Work to complete - Search the listing below for the word "data" and copy each line that holds it.

=======

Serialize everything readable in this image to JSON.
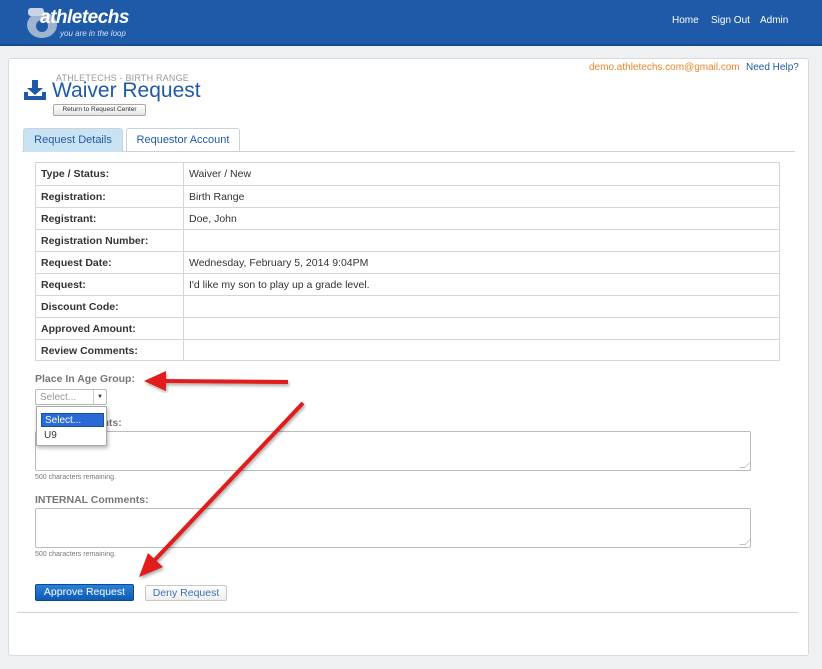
{
  "header": {
    "logo_text": "athletechs",
    "logo_tagline": "you are in the loop",
    "nav": [
      "Home",
      "Sign Out",
      "Admin"
    ]
  },
  "top_links": {
    "email": "demo.athletechs.com@gmail.com",
    "help": "Need Help?"
  },
  "page": {
    "subtitle": "ATHLETECHS - BIRTH RANGE",
    "title": "Waiver Request",
    "return_label": "Return to Request Center"
  },
  "tabs": [
    {
      "label": "Request Details",
      "active": true
    },
    {
      "label": "Requestor Account",
      "active": false
    }
  ],
  "details": [
    {
      "label": "Type / Status:",
      "value": "Waiver / New"
    },
    {
      "label": "Registration:",
      "value": "Birth Range"
    },
    {
      "label": "Registrant:",
      "value": "Doe, John"
    },
    {
      "label": "Registration Number:",
      "value": ""
    },
    {
      "label": "Request Date:",
      "value": "Wednesday, February 5, 2014 9:04PM"
    },
    {
      "label": "Request:",
      "value": "I'd like my son to play up a grade level."
    },
    {
      "label": "Discount Code:",
      "value": ""
    },
    {
      "label": "Approved Amount:",
      "value": ""
    },
    {
      "label": "Review Comments:",
      "value": ""
    }
  ],
  "form": {
    "age_group_label": "Place In Age Group:",
    "select_value": "Select...",
    "options": [
      "Select...",
      "U9"
    ],
    "comments_label_visible": "mments:",
    "chars_remaining": "500 characters remaining.",
    "internal_label": "INTERNAL Comments:",
    "internal_chars_remaining": "500 characters remaining."
  },
  "actions": {
    "approve": "Approve Request",
    "deny": "Deny Request"
  },
  "colors": {
    "brand_blue": "#1f5aa8",
    "accent_orange": "#e9862b",
    "annotation_red": "#e01b1b"
  }
}
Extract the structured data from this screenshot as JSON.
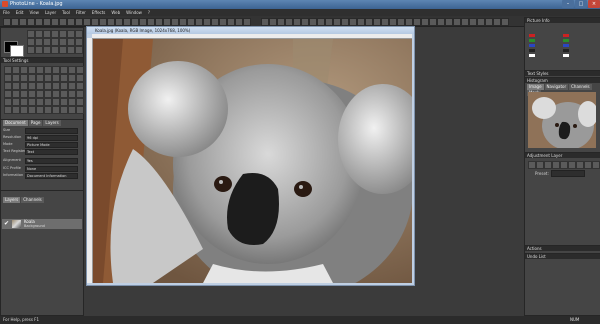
{
  "window": {
    "title": "PhotoLine - Koala.jpg"
  },
  "menu": [
    "File",
    "Edit",
    "View",
    "Layer",
    "Tool",
    "Filter",
    "Effects",
    "Web",
    "Window",
    "?"
  ],
  "panels": {
    "tool_settings": {
      "title": "Tool Settings"
    },
    "document": {
      "tabs": [
        "Document",
        "Page",
        "Layers"
      ],
      "rows": [
        {
          "label": "Size",
          "value": ""
        },
        {
          "label": "Resolution",
          "value": "96 dpi"
        },
        {
          "label": "Mode",
          "value": "Picture Mode"
        },
        {
          "label": "Text Register",
          "value": "Text"
        },
        {
          "label": "Alignment",
          "value": "Yes"
        },
        {
          "label": "ICC Profile",
          "value": "None"
        },
        {
          "label": "Information",
          "value": "Document Information"
        }
      ]
    },
    "layers": {
      "tabs": [
        "Layers",
        "Channels"
      ],
      "items": [
        {
          "name": "Koala",
          "sub": "Background"
        }
      ]
    },
    "picture_info": {
      "title": "Picture Info"
    },
    "text_styles": {
      "title": "Text Styles"
    },
    "histogram": {
      "title": "Histogram",
      "tabs": [
        "Image",
        "Navigator",
        "Channels",
        "Mask"
      ]
    },
    "adjustment_layer": {
      "title": "Adjustment Layer",
      "preset_label": "Preset:"
    },
    "actions": {
      "title": "Actions"
    },
    "undo_list": {
      "title": "Undo List"
    }
  },
  "document_window": {
    "title": "Koala.jpg (Koala, RGB Image, 1024x768, 100%)"
  },
  "status": {
    "left": "For Help, press F1",
    "right": "NUM"
  },
  "colors": {
    "window_title": "#3c6392",
    "panel_bg": "#454545",
    "canvas_bg": "#3b3b3b",
    "doc_frame": "#bfcfe3"
  }
}
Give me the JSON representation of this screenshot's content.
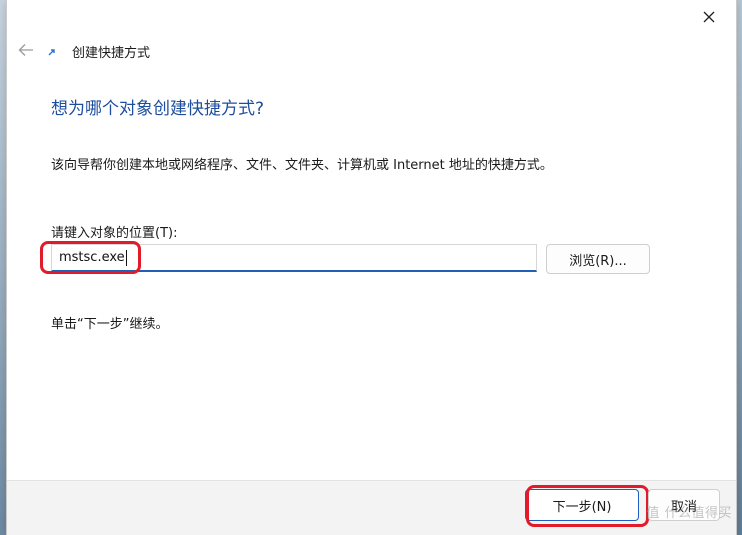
{
  "window": {
    "title": "创建快捷方式",
    "close_icon": "close-icon",
    "back_icon": "back-arrow-icon",
    "wizard_icon": "shortcut-wizard-icon"
  },
  "wizard": {
    "heading": "想为哪个对象创建快捷方式?",
    "description": "该向导帮你创建本地或网络程序、文件、文件夹、计算机或 Internet 地址的快捷方式。",
    "location_label": "请键入对象的位置(T):",
    "location_value": "mstsc.exe",
    "browse_label": "浏览(R)...",
    "continue_hint": "单击“下一步”继续。"
  },
  "footer": {
    "next_label": "下一步(N)",
    "cancel_label": "取消"
  },
  "watermark": {
    "text": "值 什么值得买"
  },
  "colors": {
    "heading": "#1d4e9e",
    "input_focus": "#1f5fb4",
    "annotation": "#e21b2a",
    "footer_bg": "#f3f3f3"
  }
}
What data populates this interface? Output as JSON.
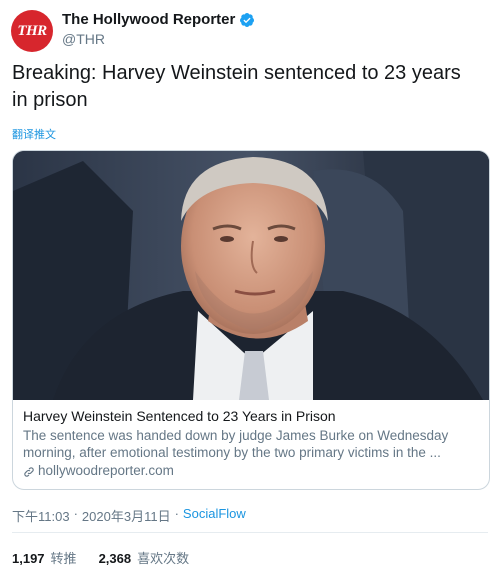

=======

Complete response -
Extract the structured data from this screenshot as JSON.
What data populates this interface? Output as JSON.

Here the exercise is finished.